DESCRIPTION OF THE TASK | Locate the string "Assortment" in the listing below. Copy every line where it is found.

-- BEGIN --

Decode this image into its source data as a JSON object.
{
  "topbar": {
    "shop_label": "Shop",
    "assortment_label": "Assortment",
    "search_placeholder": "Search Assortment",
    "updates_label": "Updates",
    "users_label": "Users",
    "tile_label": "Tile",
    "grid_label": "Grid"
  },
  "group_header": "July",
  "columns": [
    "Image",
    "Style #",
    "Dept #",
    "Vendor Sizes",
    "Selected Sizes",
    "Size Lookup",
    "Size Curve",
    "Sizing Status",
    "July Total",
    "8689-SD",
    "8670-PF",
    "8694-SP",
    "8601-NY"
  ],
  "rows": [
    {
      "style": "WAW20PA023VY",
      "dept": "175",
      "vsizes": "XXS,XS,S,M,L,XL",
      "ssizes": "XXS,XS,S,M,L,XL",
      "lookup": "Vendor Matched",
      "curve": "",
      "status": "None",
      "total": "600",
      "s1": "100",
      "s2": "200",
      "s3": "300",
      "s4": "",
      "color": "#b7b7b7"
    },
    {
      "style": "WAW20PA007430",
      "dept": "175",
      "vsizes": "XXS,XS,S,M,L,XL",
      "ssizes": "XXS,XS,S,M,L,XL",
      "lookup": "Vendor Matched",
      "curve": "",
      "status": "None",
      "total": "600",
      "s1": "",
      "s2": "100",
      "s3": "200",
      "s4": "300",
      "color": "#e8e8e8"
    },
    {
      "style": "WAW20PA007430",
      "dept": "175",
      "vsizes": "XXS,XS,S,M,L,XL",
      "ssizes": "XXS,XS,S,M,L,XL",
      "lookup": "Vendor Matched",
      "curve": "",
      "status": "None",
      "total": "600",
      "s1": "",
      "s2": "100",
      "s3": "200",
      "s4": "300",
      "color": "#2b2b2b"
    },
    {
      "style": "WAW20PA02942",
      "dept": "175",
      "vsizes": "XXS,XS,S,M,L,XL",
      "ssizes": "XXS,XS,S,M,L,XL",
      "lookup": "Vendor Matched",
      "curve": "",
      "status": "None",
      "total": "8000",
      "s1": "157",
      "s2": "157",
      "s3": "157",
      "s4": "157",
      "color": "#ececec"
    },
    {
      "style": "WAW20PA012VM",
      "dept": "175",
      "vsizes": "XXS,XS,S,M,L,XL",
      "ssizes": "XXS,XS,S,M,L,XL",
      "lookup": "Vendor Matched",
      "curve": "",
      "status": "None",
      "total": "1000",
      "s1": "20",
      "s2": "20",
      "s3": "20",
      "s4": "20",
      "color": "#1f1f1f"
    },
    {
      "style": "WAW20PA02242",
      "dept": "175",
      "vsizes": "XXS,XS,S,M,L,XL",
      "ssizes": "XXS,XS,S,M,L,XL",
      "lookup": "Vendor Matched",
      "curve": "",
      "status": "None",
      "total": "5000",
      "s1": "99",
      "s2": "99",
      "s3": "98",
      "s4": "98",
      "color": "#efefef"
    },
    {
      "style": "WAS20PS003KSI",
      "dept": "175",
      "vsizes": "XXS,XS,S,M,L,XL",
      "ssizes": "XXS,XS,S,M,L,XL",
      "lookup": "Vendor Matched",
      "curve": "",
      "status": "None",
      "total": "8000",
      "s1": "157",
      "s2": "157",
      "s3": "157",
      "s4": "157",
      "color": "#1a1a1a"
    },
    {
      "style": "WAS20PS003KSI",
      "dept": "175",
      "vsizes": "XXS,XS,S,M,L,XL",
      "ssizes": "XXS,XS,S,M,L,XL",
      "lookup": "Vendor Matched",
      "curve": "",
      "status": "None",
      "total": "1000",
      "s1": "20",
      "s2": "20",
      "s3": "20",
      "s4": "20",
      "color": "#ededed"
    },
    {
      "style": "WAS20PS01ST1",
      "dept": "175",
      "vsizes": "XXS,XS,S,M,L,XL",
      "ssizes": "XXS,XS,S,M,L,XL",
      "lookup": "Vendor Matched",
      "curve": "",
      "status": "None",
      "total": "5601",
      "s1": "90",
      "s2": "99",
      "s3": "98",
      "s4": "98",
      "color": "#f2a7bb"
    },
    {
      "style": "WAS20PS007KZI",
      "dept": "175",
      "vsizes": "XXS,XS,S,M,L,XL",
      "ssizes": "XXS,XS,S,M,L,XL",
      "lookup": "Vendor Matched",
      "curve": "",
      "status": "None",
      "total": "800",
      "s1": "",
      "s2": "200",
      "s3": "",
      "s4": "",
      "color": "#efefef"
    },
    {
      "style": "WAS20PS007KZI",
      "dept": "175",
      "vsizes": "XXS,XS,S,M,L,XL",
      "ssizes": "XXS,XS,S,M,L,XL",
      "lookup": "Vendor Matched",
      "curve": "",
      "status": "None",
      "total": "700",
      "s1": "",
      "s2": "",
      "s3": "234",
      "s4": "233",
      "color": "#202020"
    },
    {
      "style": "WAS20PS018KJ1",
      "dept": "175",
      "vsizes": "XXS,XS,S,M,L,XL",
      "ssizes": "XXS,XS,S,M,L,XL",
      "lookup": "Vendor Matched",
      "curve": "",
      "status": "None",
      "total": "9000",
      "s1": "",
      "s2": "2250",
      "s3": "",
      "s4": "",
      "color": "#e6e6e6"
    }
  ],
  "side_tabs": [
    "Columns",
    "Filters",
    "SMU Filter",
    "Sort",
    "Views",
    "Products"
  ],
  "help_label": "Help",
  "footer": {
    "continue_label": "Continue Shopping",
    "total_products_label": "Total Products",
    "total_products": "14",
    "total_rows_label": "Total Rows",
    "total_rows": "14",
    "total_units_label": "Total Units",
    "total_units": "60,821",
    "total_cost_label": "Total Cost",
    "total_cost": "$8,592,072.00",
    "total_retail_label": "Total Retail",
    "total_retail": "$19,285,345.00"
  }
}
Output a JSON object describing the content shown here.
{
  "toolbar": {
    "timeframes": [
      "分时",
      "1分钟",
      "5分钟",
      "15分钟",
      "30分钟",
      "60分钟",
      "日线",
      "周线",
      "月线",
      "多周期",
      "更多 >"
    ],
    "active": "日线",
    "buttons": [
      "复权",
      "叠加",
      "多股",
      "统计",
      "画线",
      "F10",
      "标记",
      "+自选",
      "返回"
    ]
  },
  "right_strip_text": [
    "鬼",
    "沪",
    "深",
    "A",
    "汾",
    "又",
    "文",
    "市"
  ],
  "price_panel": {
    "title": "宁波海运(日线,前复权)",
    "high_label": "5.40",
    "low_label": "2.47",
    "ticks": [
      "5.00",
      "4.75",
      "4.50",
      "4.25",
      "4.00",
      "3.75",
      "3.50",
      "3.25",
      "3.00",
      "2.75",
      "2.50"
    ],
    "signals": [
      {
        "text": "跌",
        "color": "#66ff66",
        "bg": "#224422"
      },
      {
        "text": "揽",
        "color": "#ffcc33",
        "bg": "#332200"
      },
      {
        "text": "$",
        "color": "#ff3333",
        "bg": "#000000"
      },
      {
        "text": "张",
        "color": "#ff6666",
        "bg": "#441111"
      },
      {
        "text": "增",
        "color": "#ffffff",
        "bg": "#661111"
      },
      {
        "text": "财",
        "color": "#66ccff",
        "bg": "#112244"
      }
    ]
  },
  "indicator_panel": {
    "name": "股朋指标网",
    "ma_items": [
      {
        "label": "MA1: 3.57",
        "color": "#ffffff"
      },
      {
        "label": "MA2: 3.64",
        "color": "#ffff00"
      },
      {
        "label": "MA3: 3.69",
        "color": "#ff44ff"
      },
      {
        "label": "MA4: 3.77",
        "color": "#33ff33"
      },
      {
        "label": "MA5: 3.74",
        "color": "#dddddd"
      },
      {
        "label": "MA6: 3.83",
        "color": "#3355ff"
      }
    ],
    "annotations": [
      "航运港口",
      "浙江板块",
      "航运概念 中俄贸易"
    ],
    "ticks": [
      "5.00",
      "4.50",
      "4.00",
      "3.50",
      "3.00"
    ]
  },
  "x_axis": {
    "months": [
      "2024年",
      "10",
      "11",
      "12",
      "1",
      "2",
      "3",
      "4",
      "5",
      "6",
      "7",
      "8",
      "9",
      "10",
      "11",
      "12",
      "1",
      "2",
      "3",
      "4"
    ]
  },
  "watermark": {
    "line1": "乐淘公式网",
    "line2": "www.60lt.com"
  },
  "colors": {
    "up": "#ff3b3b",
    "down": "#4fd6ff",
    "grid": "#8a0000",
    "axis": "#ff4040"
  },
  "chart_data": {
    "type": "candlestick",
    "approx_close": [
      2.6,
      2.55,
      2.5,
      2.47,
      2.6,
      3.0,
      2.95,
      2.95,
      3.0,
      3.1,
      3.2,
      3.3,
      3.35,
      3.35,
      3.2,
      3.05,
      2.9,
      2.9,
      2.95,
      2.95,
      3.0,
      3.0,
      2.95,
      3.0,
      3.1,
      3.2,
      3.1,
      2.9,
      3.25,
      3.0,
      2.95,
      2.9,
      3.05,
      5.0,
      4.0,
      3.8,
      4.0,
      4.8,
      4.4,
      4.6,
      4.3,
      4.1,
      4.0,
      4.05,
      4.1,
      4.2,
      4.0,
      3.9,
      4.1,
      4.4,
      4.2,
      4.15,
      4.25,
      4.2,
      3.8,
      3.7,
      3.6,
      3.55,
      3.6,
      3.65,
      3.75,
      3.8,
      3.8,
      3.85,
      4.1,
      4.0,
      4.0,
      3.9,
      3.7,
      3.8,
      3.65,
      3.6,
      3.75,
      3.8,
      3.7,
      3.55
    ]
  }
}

-- END --

EXERCISE RESULT |
    "assortment_label": "Assortment",
    "search_placeholder": "Search Assortment",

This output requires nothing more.